**Problem description:** Hunt for the word "this" across the entries below, copying each line that holds it.

[Stored data entries]
_____
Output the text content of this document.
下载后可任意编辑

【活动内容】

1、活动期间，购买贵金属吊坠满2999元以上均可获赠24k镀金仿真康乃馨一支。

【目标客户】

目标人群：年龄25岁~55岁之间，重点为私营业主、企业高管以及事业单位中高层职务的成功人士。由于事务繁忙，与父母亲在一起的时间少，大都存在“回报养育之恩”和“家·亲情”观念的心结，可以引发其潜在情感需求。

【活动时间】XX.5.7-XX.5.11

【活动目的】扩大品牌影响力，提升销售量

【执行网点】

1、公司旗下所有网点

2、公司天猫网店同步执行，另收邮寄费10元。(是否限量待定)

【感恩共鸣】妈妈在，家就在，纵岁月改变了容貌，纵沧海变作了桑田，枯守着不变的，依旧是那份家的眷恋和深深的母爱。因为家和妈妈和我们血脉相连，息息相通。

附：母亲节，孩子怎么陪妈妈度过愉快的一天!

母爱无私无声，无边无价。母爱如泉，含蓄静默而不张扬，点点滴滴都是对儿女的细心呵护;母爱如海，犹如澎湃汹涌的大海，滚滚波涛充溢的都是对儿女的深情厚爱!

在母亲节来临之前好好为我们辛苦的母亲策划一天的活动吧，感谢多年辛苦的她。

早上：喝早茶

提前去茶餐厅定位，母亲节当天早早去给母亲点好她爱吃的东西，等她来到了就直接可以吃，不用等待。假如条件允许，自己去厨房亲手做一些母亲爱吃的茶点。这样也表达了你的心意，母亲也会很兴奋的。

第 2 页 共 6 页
_____
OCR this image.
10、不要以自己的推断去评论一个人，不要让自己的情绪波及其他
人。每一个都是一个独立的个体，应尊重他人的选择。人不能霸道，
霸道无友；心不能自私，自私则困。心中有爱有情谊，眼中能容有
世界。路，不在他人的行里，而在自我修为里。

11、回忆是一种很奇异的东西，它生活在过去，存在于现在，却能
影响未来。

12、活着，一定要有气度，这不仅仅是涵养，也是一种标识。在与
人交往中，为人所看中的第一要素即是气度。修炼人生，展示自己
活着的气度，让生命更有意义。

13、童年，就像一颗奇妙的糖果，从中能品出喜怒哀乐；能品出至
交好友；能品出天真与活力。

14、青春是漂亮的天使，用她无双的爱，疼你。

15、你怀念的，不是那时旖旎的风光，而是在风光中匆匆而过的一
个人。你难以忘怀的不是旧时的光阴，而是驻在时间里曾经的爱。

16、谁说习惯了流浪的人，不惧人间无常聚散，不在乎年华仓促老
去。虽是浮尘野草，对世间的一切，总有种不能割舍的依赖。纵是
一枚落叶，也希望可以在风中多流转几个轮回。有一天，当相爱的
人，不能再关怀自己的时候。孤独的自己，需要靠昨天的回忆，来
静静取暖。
_____
**Exercise response:**
Output the text content of this document.
OCR this image.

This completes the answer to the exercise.